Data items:
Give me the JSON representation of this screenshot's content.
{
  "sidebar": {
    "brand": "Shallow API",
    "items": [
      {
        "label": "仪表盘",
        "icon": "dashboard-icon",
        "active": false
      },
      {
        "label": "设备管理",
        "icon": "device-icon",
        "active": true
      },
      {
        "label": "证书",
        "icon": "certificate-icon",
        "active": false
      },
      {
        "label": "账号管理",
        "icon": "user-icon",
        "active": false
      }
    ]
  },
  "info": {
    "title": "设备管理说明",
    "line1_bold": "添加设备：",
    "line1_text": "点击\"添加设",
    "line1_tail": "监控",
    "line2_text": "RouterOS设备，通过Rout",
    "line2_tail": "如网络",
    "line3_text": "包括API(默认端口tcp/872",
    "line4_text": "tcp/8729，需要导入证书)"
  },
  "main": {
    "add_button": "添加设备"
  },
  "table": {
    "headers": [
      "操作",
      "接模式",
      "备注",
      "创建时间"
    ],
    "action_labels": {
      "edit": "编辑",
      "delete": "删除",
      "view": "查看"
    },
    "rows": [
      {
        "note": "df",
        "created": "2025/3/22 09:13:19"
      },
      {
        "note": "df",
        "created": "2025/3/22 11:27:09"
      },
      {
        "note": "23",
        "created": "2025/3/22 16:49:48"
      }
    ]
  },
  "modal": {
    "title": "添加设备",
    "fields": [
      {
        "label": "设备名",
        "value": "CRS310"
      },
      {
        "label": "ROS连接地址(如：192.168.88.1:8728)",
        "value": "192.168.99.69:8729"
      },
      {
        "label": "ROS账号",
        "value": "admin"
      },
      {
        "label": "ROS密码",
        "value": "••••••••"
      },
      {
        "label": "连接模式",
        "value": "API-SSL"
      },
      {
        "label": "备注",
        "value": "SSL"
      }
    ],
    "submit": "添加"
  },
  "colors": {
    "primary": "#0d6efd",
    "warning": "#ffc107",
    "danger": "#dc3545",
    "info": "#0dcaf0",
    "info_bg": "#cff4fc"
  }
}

## Set exercise
Each line of the listing should be copied exactly.

## Answer
Give me the JSON representation of this screenshot's content.
{
  "sidebar": {
    "brand": "Shallow API",
    "items": [
      {
        "label": "仪表盘",
        "icon": "dashboard-icon",
        "active": false
      },
      {
        "label": "设备管理",
        "icon": "device-icon",
        "active": true
      },
      {
        "label": "证书",
        "icon": "certificate-icon",
        "active": false
      },
      {
        "label": "账号管理",
        "icon": "user-icon",
        "active": false
      }
    ]
  },
  "info": {
    "title": "设备管理说明",
    "line1_bold": "添加设备：",
    "line1_text": "点击\"添加设",
    "line1_tail": "监控",
    "line2_text": "RouterOS设备，通过Rout",
    "line2_tail": "如网络",
    "line3_text": "包括API(默认端口tcp/872",
    "line4_text": "tcp/8729，需要导入证书)"
  },
  "main": {
    "add_button": "添加设备"
  },
  "table": {
    "headers": [
      "操作",
      "接模式",
      "备注",
      "创建时间"
    ],
    "action_labels": {
      "edit": "编辑",
      "delete": "删除",
      "view": "查看"
    },
    "rows": [
      {
        "note": "df",
        "created": "2025/3/22 09:13:19"
      },
      {
        "note": "df",
        "created": "2025/3/22 11:27:09"
      },
      {
        "note": "23",
        "created": "2025/3/22 16:49:48"
      }
    ]
  },
  "modal": {
    "title": "添加设备",
    "fields": [
      {
        "label": "设备名",
        "value": "CRS310"
      },
      {
        "label": "ROS连接地址(如：192.168.88.1:8728)",
        "value": "192.168.99.69:8729"
      },
      {
        "label": "ROS账号",
        "value": "admin"
      },
      {
        "label": "ROS密码",
        "value": "••••••••"
      },
      {
        "label": "连接模式",
        "value": "API-SSL"
      },
      {
        "label": "备注",
        "value": "SSL"
      }
    ],
    "submit": "添加"
  },
  "colors": {
    "primary": "#0d6efd",
    "warning": "#ffc107",
    "danger": "#dc3545",
    "info": "#0dcaf0",
    "info_bg": "#cff4fc"
  }
}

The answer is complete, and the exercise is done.